Pressioni del FMI, Banca Mondiale e Organizzazione Mondiale del Commercio hanno
poi spinto anche i paesi africani a ridurre drasticamente i dazi sui prodotti
manifatturieri, con conseguente forte aumento delle importazioni dall’Asia ed
un netto declino di quel po’ di industria domestica sviluppatasi con fatica nei
primi decenni post-indipendenza.
Il ritardo della transizione demografica
Ma,
forse, il fattore che spiega più degli altri la spinta attuale ad emigrare è
una ‘transizione demografica ritardata’ – e cioè il ritardo nel calo
della fecondità femminile
che avrebbe dovuto seguire, dopo una decina d’anni, la notevole diminuzione
della mortalità registrata negli ultimi 20 anni grazie all’aumento delle
vaccinazioni, all’intensificazione della lotta contro malaria, tubercolosi e
HIV/AIDS, e al miglioramento delle condizioni di vita. L’effetto immediato
della ritardata transizione demografica è stato un forte aumento della
disoccupazione tra le coorti di giovani che son entrati in tempi recenti sul
mercato del lavoro grazie al calo della mortalità registrato nei 20 anni
precedenti. Tale tendenza si acuirà nei prossimi tre decenni. Ad esempio, nel
2050 la popolazione di
15-24 anni di età sarà maggiore di 200 milioni di quella del 2015 (Grafico 1)
con risultati ovvi in termini di offerta di lavoro.
La soluzione di questo enorme problema occupazionale – che è alla base della spinta migratoria dei paesi della ASS verso Europa, Africa del Sud e – in misura minore – altre regioni, richiederà interventi in tutte le aree menzionate sopra. La probabilità che – senza mutamento nelle politiche economiche, demografiche e di governance – gran parte di questa nuova forza lavoro trovi una occupazione adeguata sono minime. Se questo sarà il caso, per molti l’emigrazione resterà – malgrado i suoi costi elevati – una delle poche opzioni praticabili.

§ **Dati estratti**:

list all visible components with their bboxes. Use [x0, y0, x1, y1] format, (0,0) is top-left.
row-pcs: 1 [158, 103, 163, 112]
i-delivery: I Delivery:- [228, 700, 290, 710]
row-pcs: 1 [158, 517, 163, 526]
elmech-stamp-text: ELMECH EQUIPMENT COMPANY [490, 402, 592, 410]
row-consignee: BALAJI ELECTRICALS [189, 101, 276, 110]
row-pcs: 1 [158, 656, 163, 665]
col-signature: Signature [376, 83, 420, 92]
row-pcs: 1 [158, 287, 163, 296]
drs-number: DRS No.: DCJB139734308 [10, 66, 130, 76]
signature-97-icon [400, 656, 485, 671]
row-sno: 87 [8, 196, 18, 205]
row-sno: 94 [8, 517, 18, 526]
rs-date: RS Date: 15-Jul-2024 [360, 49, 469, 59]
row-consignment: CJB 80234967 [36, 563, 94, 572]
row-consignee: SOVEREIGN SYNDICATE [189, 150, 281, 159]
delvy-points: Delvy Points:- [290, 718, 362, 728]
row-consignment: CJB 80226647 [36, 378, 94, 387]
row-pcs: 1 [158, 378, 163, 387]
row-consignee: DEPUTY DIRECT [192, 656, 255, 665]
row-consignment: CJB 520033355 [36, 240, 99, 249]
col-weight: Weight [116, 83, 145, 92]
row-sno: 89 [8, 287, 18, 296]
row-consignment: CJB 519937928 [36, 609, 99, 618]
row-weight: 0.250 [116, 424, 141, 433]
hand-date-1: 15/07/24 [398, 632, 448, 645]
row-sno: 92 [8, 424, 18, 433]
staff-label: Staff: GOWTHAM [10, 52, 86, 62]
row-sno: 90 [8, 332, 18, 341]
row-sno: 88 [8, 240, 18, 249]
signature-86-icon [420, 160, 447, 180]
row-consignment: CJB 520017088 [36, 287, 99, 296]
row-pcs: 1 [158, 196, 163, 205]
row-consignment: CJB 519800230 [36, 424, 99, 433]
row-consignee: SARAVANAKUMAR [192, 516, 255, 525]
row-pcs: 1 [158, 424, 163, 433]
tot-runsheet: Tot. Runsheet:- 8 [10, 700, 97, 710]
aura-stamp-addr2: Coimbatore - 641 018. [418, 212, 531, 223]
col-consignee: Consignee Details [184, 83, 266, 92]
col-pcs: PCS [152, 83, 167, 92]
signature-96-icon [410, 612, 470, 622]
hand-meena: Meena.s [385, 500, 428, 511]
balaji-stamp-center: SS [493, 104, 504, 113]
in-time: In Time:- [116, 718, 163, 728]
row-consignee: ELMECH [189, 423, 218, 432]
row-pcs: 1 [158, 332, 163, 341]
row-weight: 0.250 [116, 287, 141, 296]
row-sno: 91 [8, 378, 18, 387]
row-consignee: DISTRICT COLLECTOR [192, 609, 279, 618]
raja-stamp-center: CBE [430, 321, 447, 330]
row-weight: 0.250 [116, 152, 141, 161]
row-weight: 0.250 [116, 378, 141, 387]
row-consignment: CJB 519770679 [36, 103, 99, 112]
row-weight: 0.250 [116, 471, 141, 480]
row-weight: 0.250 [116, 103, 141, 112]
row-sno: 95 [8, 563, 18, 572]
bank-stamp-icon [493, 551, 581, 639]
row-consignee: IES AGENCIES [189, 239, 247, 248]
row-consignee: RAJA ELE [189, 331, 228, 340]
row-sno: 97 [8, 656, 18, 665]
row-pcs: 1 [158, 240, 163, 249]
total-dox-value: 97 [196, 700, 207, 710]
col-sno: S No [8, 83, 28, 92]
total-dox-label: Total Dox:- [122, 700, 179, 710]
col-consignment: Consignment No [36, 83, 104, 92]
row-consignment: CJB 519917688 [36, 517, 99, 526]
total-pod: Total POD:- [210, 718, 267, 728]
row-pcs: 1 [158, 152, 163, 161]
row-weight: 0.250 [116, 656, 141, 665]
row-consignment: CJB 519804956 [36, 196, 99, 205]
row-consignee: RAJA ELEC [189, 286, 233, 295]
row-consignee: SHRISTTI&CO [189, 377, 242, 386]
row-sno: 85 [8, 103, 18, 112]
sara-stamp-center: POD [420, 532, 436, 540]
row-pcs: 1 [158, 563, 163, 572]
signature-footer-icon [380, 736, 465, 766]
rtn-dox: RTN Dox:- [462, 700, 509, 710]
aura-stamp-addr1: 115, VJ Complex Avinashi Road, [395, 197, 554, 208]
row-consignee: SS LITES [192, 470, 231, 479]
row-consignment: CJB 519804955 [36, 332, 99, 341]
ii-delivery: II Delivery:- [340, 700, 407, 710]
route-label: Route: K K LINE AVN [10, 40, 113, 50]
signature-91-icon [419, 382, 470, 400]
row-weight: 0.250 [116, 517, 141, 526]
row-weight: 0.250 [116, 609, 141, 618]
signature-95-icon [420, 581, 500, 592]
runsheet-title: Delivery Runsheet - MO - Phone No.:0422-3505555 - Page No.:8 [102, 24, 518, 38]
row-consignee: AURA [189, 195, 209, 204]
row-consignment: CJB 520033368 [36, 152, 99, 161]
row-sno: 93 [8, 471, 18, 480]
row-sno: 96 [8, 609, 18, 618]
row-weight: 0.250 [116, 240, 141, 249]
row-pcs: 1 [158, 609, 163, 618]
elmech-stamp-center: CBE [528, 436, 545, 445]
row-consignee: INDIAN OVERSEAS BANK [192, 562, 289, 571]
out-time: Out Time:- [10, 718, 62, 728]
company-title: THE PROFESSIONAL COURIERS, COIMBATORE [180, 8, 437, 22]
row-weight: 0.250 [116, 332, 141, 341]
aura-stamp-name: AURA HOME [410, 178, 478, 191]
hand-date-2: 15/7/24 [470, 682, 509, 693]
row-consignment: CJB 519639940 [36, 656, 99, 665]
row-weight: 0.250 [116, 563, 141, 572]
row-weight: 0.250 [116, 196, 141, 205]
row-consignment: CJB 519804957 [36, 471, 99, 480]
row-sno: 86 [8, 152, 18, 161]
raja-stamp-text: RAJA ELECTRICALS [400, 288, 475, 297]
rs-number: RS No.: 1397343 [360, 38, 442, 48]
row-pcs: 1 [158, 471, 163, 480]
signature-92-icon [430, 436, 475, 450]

§ **Parti dell'esercizio**:
- 1) Secondo l'estratto, in quale anno la popolazione di 15-24 anni sarà maggiore di 200 milioni rispetto a quella del 2015?
- 2) Per favore, riscrivi il passo dell'estratto compreso tra "La soluzione di" e "poche opzioni praticabili.", estremi inclusi, mettendo "grave" al posto di "enorme".

§ **Risposte all'esercizio**:
- 1) Nel 2050.

- 2)
La soluzione di questo grave problema occupazionale – che è alla base della spinta migratoria dei paesi della ASS verso Europa, Africa del Sud e – in misura minore – altre regioni, richiederà interventi in tutte le aree menzionate sopra. La probabilità che – senza mutamento nelle politiche economiche, demografiche e di governance – gran parte di questa nuova forza lavoro trovi una occupazione adeguata sono minime. Se questo sarà il caso, per molti l’emigrazione resterà – malgrado i suoi costi elevati – una delle poche opzioni praticabili.